Exercise objective: Exclude the pictures and reproduce the remaining data exactly as written.

Data shown Start Marker

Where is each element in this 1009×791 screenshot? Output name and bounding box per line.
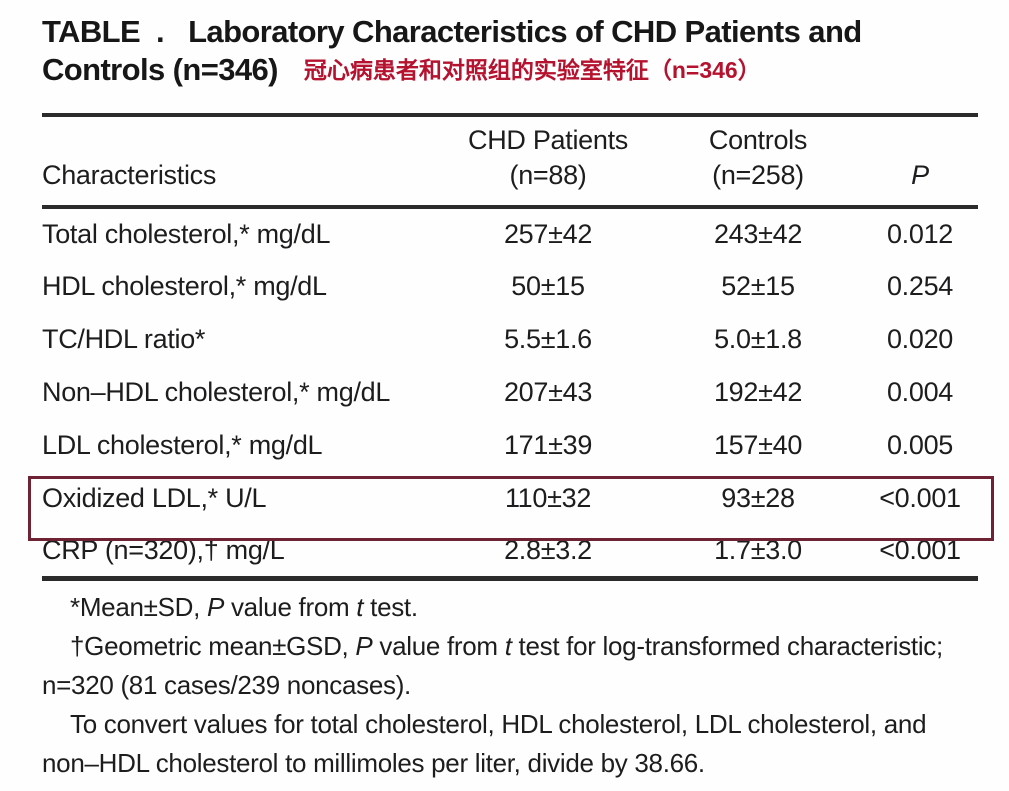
- cell-chd-value: 5.5±1.6: [504, 324, 592, 354]
- footnote-line: *Mean±SD, P value from t test.: [42, 588, 979, 627]
- header-controls-line2: (n=258): [712, 160, 804, 190]
- cell-p-value: 0.012: [886, 219, 954, 249]
- footnote-line: To convert values for total cholesterol,…: [42, 705, 979, 783]
- cell-chd-value: 171±39: [503, 430, 593, 460]
- cell-controls-value: 52±15: [721, 271, 795, 301]
- row-label: HDL cholesterol,* mg/dL: [42, 271, 327, 301]
- table-title-line2: Controls (n=346) 冠心病患者和对照组的实验室特征（n=346）: [42, 51, 979, 89]
- header-characteristics: Characteristics: [42, 160, 217, 190]
- header-controls: Controls (n=258): [654, 115, 862, 207]
- header-chd-line1: CHD Patients: [468, 125, 628, 155]
- table-title-line1: TABLE . Laboratory Characteristics of CH…: [42, 14, 862, 49]
- footnote-text: To convert values for total cholesterol,…: [42, 708, 927, 778]
- table-row: TC/HDL ratio* 5.5±1.6 5.0±1.8 0.020: [42, 313, 978, 366]
- table-title-line2-text: Controls (n=346): [42, 52, 278, 87]
- cell-p-value: <0.001: [879, 483, 961, 513]
- footnote-italic-text: t: [356, 591, 364, 622]
- data-table: Characteristics CHD Patients (n=88) Cont…: [42, 113, 978, 581]
- header-chd-line2: (n=88): [509, 160, 587, 190]
- footnote-text: *Mean±SD,: [70, 591, 207, 622]
- table-body: Total cholesterol,* mg/dL 257±42 243±42 0.0…: [42, 207, 978, 578]
- table-title: TABLE . Laboratory Characteristics of CH…: [0, 0, 1009, 89]
- row-label: CRP (n=320),† mg/L: [42, 534, 285, 565]
- cell-controls-value: 1.7±3.0: [714, 534, 802, 565]
- table-header-row: Characteristics CHD Patients (n=88) Cont…: [42, 115, 978, 207]
- cell-chd-value: 110±32: [504, 483, 592, 513]
- cell-controls-value: 5.0±1.8: [714, 324, 802, 354]
- cell-controls-value: 243±42: [713, 219, 803, 249]
- cell-chd-value: 257±42: [503, 219, 593, 249]
- cell-chd-value: 207±43: [503, 377, 593, 407]
- cell-p-value: 0.004: [886, 377, 954, 407]
- footnote-text: test.: [363, 591, 418, 622]
- table-row: CRP (n=320),† mg/L 2.8±3.2 1.7±3.0 <0.001: [42, 525, 978, 578]
- footnotes: *Mean±SD, P value from t test. †Geometric…: [42, 588, 979, 783]
- row-label: Non–HDL cholesterol,* mg/dL: [42, 377, 391, 407]
- row-label: TC/HDL ratio*: [42, 324, 206, 354]
- cell-chd-value: 2.8±3.2: [504, 534, 592, 565]
- header-p-value: P: [911, 160, 929, 190]
- cell-controls-value: 192±42: [713, 377, 803, 407]
- row-label: Oxidized LDL,* U/L: [42, 483, 267, 513]
- footnote-text: value from: [372, 630, 505, 661]
- header-controls-line1: Controls: [708, 125, 808, 155]
- cell-controls-value: 93±28: [721, 483, 795, 513]
- footnote-text: value from: [224, 591, 357, 622]
- footnote-text: test for log-transformed characteristic;…: [42, 630, 943, 700]
- footnote-italic-text: P: [207, 591, 225, 622]
- table-row: Total cholesterol,* mg/dL 257±42 243±42 0.0…: [42, 207, 978, 260]
- cell-p-value: 0.254: [886, 271, 954, 301]
- cell-chd-value: 50±15: [511, 271, 585, 301]
- table-row: Non–HDL cholesterol,* mg/dL 207±43 192±42 0…: [42, 366, 978, 419]
- table-row-highlighted: Oxidized LDL,* U/L 110±32 93±28 <0.001: [42, 472, 978, 525]
- footnote-italic-text: t: [504, 630, 512, 661]
- table-row: HDL cholesterol,* mg/dL 50±15 52±15 0.254: [42, 260, 978, 313]
- chinese-annotation: 冠心病患者和对照组的实验室特征（n=346）: [303, 57, 761, 83]
- row-label: Total cholesterol,* mg/dL: [42, 219, 331, 249]
- cell-p-value: 0.020: [886, 324, 954, 354]
- footnote-line: †Geometric mean±GSD, P value from t test…: [42, 627, 979, 705]
- footnote-text: †Geometric mean±GSD,: [70, 630, 356, 661]
- row-label: LDL cholesterol,* mg/dL: [42, 430, 323, 460]
- cell-controls-value: 157±40: [713, 430, 803, 460]
- footnote-italic-text: P: [355, 630, 373, 661]
- header-chd-patients: CHD Patients (n=88): [442, 115, 654, 207]
- table-row: LDL cholesterol,* mg/dL 171±39 157±40 0.005: [42, 419, 978, 472]
- cell-p-value: <0.001: [879, 534, 961, 565]
- table-header: Characteristics CHD Patients (n=88) Cont…: [42, 115, 978, 207]
- cell-p-value: 0.005: [886, 430, 954, 460]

Data shown End Marker

Response area:
Where is each element in this 1009×791 screenshot? Output name and bounding box per line.
- cell-chd-value: 5.5±1.6: [504, 324, 592, 354]
- footnote-line: *Mean±SD, P value from t test.: [42, 588, 979, 627]
- header-controls-line2: (n=258): [712, 160, 804, 190]
- cell-p-value: 0.012: [886, 219, 954, 249]
- footnote-line: To convert values for total cholesterol,…: [42, 705, 979, 783]
- cell-chd-value: 171±39: [503, 430, 593, 460]
- cell-controls-value: 52±15: [721, 271, 795, 301]
- row-label: HDL cholesterol,* mg/dL: [42, 271, 327, 301]
- table-title-line2: Controls (n=346) 冠心病患者和对照组的实验室特征（n=346）: [42, 51, 979, 89]
- header-characteristics: Characteristics: [42, 160, 217, 190]
- header-controls: Controls (n=258): [654, 115, 862, 207]
- header-chd-line1: CHD Patients: [468, 125, 628, 155]
- table-title-line1: TABLE . Laboratory Characteristics of CH…: [42, 14, 862, 49]
- footnote-text: To convert values for total cholesterol,…: [42, 708, 927, 778]
- table-row: TC/HDL ratio* 5.5±1.6 5.0±1.8 0.020: [42, 313, 978, 366]
- table-title-line2-text: Controls (n=346): [42, 52, 278, 87]
- cell-p-value: <0.001: [879, 483, 961, 513]
- footnote-italic-text: t: [356, 591, 364, 622]
- data-table: Characteristics CHD Patients (n=88) Cont…: [42, 113, 978, 581]
- header-chd-line2: (n=88): [509, 160, 587, 190]
- footnote-text: *Mean±SD,: [70, 591, 207, 622]
- table-body: Total cholesterol,* mg/dL 257±42 243±42 0.0…: [42, 207, 978, 578]
- table-title: TABLE . Laboratory Characteristics of CH…: [0, 0, 1009, 89]
- row-label: CRP (n=320),† mg/L: [42, 534, 285, 565]
- cell-controls-value: 1.7±3.0: [714, 534, 802, 565]
- table-header-row: Characteristics CHD Patients (n=88) Cont…: [42, 115, 978, 207]
- cell-chd-value: 110±32: [504, 483, 592, 513]
- cell-controls-value: 5.0±1.8: [714, 324, 802, 354]
- cell-controls-value: 243±42: [713, 219, 803, 249]
- cell-chd-value: 257±42: [503, 219, 593, 249]
- cell-chd-value: 207±43: [503, 377, 593, 407]
- cell-p-value: 0.004: [886, 377, 954, 407]
- footnote-text: test.: [363, 591, 418, 622]
- table-row: CRP (n=320),† mg/L 2.8±3.2 1.7±3.0 <0.001: [42, 525, 978, 578]
- footnotes: *Mean±SD, P value from t test. †Geometric…: [42, 588, 979, 783]
- row-label: Non–HDL cholesterol,* mg/dL: [42, 377, 391, 407]
- row-label: TC/HDL ratio*: [42, 324, 206, 354]
- cell-chd-value: 2.8±3.2: [504, 534, 592, 565]
- header-p-value: P: [911, 160, 929, 190]
- cell-controls-value: 192±42: [713, 377, 803, 407]
- row-label: Oxidized LDL,* U/L: [42, 483, 267, 513]
- footnote-text: value from: [372, 630, 505, 661]
- header-controls-line1: Controls: [708, 125, 808, 155]
- cell-controls-value: 93±28: [721, 483, 795, 513]
- footnote-text: value from: [224, 591, 357, 622]
- footnote-text: test for log-transformed characteristic;…: [42, 630, 943, 700]
- footnote-italic-text: P: [207, 591, 225, 622]
- table-row: Total cholesterol,* mg/dL 257±42 243±42 0.0…: [42, 207, 978, 260]
- cell-p-value: 0.254: [886, 271, 954, 301]
- cell-chd-value: 50±15: [511, 271, 585, 301]
- table-row: Non–HDL cholesterol,* mg/dL 207±43 192±42 0…: [42, 366, 978, 419]
- table-row-highlighted: Oxidized LDL,* U/L 110±32 93±28 <0.001: [42, 472, 978, 525]
- footnote-italic-text: t: [504, 630, 512, 661]
- table-row: HDL cholesterol,* mg/dL 50±15 52±15 0.254: [42, 260, 978, 313]
- chinese-annotation: 冠心病患者和对照组的实验室特征（n=346）: [303, 57, 761, 83]
- row-label: Total cholesterol,* mg/dL: [42, 219, 331, 249]
- cell-p-value: 0.020: [886, 324, 954, 354]
- footnote-line: †Geometric mean±GSD, P value from t test…: [42, 627, 979, 705]
- footnote-text: †Geometric mean±GSD,: [70, 630, 356, 661]
- row-label: LDL cholesterol,* mg/dL: [42, 430, 323, 460]
- cell-controls-value: 157±40: [713, 430, 803, 460]
- footnote-italic-text: P: [355, 630, 373, 661]
- header-chd-patients: CHD Patients (n=88): [442, 115, 654, 207]
- table-row: LDL cholesterol,* mg/dL 171±39 157±40 0.005: [42, 419, 978, 472]
- cell-p-value: <0.001: [879, 534, 961, 565]
- table-header: Characteristics CHD Patients (n=88) Cont…: [42, 115, 978, 207]
- cell-p-value: 0.005: [886, 430, 954, 460]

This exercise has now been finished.